Goal
Bring together all lines of the material below that contain the string "quantum".

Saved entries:
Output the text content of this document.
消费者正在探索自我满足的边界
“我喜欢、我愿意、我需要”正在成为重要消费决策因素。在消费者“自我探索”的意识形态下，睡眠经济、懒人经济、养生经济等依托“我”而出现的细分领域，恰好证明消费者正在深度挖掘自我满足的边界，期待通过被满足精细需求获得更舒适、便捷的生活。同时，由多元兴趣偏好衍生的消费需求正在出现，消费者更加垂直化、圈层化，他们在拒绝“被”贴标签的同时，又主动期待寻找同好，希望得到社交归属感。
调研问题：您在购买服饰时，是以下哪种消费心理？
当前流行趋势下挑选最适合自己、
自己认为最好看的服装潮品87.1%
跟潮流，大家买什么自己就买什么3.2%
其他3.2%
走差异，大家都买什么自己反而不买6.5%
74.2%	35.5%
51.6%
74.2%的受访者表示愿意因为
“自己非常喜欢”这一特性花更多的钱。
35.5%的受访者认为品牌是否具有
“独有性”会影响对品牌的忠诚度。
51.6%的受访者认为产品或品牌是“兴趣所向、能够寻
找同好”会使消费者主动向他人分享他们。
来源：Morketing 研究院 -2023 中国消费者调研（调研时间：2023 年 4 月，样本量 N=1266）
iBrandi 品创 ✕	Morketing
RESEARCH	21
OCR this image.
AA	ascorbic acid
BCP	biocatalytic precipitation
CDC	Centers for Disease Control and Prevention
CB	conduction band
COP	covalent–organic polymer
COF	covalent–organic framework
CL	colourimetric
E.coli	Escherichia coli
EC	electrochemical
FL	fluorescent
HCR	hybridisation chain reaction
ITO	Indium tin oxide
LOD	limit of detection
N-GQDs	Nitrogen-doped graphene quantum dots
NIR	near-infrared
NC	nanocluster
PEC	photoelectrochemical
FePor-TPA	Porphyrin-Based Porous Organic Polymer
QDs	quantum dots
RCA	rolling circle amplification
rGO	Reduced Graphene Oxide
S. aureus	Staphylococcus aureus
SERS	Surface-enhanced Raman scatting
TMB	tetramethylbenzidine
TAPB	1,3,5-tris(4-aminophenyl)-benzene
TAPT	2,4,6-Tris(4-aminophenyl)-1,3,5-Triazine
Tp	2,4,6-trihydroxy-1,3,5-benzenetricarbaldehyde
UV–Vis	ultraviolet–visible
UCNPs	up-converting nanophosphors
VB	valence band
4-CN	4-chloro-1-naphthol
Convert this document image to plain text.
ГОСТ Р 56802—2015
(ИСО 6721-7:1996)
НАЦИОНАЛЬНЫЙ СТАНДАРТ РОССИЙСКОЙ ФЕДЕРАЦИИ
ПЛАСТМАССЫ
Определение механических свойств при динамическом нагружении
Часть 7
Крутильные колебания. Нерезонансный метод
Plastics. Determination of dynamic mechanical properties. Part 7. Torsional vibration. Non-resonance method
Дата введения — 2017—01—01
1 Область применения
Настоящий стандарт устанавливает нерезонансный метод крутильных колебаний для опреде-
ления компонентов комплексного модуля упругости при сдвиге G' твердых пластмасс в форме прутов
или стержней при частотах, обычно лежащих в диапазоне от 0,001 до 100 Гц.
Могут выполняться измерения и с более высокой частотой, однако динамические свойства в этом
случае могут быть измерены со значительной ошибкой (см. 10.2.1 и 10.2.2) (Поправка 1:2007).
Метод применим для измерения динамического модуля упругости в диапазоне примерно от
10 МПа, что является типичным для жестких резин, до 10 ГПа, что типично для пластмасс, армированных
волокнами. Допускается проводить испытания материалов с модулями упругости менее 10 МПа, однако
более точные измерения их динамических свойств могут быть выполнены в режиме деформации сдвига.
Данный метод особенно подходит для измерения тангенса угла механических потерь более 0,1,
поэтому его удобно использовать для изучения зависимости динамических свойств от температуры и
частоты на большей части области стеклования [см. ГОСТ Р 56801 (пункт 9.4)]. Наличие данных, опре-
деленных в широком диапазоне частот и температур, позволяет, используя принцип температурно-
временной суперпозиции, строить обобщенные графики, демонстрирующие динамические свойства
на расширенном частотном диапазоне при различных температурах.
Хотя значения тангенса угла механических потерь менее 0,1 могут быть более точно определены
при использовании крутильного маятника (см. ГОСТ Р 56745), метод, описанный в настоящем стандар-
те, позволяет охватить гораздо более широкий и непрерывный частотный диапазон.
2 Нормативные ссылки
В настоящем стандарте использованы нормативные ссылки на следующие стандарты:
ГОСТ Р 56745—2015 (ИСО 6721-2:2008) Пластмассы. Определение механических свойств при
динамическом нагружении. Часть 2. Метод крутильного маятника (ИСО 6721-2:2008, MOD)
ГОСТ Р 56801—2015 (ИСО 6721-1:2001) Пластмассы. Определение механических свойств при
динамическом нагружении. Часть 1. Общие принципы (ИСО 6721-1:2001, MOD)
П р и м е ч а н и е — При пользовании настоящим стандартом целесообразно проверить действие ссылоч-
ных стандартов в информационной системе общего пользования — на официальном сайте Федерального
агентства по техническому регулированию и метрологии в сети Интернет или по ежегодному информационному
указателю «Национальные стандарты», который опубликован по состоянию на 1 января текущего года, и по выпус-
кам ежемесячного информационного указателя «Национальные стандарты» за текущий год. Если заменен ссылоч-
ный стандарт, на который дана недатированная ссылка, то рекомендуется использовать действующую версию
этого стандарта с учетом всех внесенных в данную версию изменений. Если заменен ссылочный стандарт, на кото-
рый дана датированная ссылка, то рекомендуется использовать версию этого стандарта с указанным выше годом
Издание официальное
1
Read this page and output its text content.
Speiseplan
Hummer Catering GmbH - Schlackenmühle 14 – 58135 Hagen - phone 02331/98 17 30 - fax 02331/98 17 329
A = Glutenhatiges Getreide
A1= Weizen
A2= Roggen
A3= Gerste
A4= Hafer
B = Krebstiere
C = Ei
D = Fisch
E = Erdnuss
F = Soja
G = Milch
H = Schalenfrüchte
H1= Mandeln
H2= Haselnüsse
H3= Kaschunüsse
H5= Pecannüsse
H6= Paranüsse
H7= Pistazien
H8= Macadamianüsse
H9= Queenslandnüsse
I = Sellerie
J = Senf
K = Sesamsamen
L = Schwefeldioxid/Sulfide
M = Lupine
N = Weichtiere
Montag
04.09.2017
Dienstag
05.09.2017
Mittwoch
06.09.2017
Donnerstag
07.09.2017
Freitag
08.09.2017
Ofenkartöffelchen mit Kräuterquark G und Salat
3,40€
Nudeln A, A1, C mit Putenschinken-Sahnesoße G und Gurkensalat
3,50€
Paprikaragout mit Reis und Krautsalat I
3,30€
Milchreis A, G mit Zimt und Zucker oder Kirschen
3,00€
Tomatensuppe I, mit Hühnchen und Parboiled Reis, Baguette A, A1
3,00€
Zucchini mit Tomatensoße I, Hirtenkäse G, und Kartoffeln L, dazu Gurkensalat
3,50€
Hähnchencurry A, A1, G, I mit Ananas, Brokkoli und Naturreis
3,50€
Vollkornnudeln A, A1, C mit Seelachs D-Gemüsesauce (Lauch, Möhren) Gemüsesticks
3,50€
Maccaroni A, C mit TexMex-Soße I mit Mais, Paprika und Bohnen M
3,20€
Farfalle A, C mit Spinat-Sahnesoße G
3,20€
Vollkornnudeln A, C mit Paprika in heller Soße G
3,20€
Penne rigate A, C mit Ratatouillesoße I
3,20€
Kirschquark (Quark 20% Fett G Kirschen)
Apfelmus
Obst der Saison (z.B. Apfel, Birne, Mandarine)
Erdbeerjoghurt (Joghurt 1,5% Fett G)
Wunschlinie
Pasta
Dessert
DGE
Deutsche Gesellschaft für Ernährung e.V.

Exercise answer
N-GQDs	Nitrogen-doped graphene quantum dots
QDs	quantum dots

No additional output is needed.